== Requirements ==
Count the lines that include the string "الوزراء", and give only that number.

== Dataset entries ==
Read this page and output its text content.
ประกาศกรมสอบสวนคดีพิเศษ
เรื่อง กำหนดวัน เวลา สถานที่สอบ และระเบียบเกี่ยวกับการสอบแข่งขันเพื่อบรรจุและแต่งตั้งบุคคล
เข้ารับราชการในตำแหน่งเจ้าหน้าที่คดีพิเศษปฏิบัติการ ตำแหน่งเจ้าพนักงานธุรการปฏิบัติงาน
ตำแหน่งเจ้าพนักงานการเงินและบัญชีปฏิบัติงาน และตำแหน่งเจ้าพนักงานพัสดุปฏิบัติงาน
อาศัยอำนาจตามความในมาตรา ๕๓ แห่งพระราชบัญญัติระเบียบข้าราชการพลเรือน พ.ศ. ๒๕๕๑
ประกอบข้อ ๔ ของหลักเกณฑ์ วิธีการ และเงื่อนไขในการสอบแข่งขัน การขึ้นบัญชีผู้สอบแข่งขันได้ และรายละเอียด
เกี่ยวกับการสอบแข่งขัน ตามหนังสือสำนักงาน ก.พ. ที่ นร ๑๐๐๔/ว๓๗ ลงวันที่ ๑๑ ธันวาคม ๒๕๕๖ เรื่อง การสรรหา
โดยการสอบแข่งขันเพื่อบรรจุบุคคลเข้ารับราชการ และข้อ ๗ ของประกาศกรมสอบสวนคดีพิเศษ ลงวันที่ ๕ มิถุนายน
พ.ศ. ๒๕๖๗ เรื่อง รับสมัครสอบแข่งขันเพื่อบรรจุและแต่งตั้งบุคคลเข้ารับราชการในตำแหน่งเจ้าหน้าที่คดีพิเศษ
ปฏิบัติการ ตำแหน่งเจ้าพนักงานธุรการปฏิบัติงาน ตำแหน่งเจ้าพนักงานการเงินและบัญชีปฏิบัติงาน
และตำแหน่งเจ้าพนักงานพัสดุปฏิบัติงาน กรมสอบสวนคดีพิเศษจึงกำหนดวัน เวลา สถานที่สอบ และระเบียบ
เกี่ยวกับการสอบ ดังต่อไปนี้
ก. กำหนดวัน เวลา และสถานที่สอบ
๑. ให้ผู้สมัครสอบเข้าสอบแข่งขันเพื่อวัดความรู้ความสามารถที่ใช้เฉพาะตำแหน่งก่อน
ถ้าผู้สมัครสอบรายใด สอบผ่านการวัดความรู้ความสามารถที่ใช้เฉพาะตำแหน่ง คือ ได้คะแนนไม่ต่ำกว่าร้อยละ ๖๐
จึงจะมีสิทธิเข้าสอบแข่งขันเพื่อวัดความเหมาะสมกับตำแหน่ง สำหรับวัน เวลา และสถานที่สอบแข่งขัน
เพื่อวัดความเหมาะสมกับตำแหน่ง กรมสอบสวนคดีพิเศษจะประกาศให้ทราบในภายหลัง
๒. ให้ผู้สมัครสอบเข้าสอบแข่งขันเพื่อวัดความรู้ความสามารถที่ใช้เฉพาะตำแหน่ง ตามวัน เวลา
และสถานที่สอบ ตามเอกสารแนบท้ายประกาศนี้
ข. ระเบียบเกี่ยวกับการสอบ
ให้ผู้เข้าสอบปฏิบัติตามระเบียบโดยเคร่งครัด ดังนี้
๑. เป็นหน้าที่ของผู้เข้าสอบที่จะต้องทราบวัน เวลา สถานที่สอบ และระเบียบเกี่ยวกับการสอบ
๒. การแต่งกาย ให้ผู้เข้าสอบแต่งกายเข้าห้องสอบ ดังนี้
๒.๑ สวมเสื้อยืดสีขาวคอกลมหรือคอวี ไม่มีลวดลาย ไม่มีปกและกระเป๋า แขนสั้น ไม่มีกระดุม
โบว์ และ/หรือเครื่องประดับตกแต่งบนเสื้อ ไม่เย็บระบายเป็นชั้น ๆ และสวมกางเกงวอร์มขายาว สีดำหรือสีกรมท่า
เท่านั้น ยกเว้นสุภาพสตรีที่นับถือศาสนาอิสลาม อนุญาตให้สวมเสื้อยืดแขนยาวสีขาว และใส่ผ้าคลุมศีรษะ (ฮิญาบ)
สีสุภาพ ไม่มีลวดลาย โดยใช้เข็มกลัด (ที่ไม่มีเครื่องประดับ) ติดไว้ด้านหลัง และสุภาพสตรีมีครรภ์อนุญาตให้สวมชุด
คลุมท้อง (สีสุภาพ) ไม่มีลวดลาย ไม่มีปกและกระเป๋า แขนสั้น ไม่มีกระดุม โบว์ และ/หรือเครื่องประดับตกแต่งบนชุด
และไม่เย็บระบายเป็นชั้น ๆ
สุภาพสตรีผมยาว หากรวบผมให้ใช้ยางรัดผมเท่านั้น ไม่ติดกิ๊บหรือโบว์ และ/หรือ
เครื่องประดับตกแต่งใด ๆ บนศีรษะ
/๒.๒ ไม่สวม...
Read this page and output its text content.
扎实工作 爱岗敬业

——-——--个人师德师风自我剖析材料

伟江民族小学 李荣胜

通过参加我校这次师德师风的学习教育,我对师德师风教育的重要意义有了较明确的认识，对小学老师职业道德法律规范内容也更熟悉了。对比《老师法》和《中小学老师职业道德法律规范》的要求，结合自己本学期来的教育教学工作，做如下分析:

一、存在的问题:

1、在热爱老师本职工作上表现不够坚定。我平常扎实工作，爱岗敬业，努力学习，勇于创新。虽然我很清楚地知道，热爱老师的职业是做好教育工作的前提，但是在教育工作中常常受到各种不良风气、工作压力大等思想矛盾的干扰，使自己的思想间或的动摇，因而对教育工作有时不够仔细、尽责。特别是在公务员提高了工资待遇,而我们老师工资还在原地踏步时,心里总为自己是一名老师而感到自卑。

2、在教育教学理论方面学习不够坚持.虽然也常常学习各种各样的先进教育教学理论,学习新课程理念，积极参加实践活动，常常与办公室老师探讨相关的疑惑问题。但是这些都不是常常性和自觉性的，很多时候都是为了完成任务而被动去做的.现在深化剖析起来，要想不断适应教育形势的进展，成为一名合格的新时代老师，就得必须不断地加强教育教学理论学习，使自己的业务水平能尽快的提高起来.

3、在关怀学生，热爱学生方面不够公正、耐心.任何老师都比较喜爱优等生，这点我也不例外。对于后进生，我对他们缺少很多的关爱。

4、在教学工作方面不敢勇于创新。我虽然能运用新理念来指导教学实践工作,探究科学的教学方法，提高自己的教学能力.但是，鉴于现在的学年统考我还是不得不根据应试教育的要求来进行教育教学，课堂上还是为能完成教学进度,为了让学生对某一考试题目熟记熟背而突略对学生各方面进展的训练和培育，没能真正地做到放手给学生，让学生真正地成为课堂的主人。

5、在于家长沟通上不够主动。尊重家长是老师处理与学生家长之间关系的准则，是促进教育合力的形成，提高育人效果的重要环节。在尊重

==

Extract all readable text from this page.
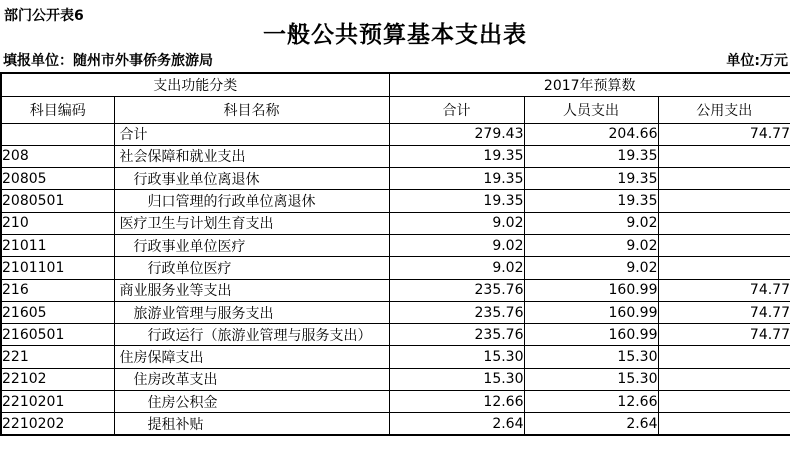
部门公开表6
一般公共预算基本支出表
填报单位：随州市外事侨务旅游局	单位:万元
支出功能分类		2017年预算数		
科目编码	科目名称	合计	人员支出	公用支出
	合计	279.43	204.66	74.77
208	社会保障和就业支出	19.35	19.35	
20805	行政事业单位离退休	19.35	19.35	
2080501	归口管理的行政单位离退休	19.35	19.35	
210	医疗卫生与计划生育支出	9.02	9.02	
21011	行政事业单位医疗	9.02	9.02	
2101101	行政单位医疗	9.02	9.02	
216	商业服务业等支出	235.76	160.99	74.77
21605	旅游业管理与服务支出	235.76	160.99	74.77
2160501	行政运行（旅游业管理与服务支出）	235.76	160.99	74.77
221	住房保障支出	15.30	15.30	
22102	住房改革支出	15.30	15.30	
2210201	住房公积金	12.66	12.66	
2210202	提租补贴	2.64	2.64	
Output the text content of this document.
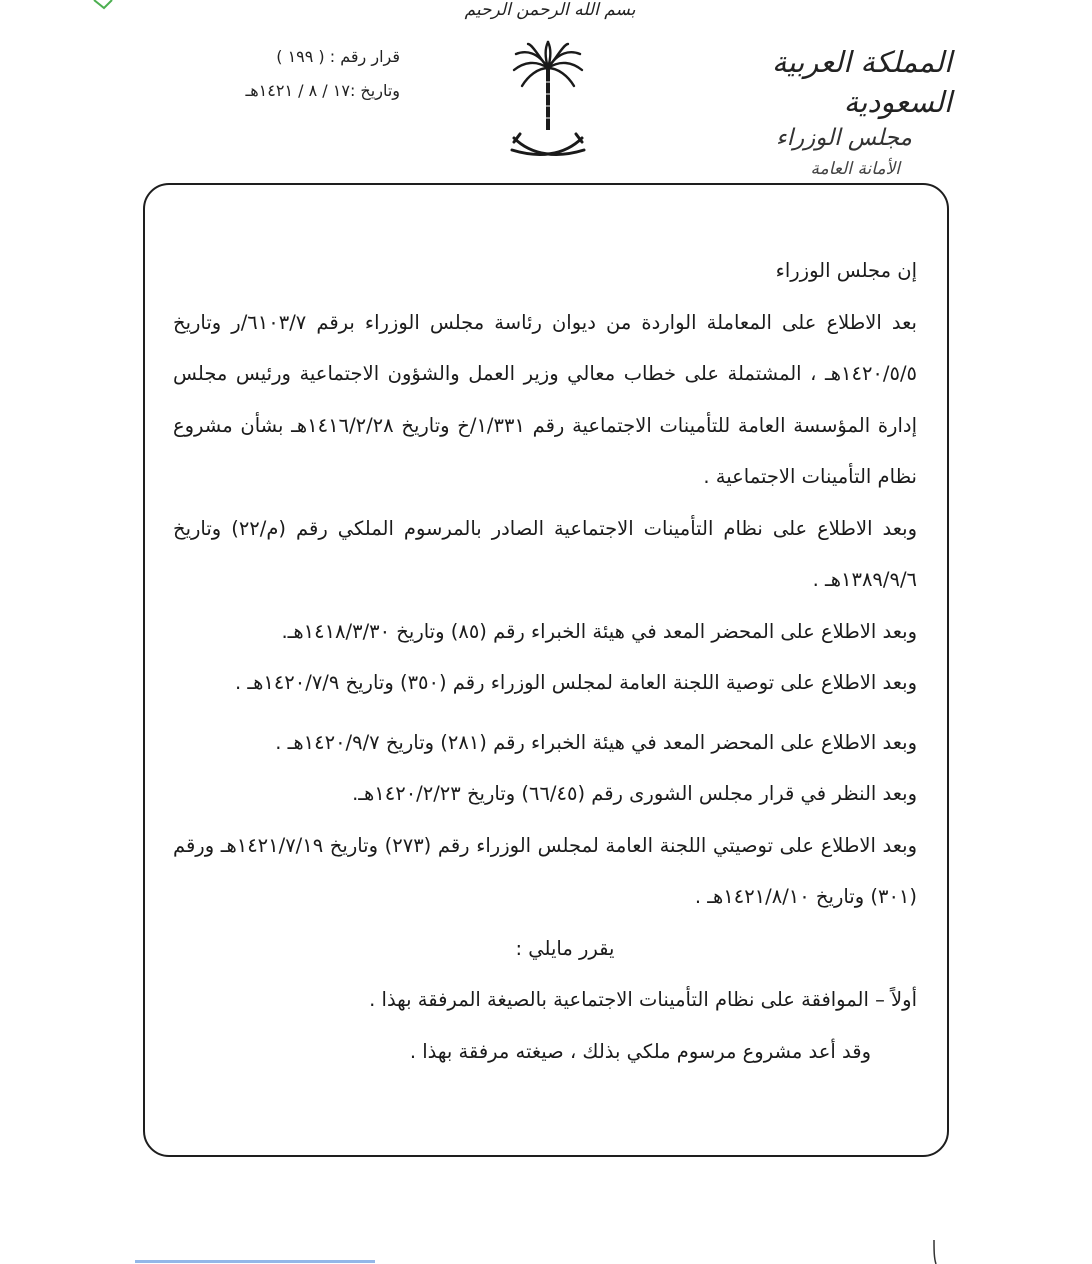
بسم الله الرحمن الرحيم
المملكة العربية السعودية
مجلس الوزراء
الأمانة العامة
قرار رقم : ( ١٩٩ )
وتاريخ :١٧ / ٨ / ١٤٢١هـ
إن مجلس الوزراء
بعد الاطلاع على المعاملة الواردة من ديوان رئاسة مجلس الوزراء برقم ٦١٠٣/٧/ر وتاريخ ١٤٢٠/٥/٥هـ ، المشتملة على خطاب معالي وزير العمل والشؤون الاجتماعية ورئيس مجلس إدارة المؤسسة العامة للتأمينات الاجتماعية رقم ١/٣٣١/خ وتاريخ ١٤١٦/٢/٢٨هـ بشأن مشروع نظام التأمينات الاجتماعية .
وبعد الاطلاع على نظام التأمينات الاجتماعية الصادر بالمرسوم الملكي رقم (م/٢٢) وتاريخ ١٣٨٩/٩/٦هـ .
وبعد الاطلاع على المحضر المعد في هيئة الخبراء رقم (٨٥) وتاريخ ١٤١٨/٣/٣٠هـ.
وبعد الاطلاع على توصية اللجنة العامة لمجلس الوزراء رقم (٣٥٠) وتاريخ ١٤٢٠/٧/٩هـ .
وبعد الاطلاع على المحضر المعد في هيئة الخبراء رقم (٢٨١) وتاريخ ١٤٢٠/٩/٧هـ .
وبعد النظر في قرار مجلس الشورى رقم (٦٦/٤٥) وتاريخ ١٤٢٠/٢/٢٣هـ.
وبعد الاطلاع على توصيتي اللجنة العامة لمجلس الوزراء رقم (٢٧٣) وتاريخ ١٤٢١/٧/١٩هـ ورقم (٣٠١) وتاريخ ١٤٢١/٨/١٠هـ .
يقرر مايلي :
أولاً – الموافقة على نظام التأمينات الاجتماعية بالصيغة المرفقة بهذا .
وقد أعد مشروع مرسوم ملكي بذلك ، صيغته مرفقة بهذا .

== Result of this exercise ==
5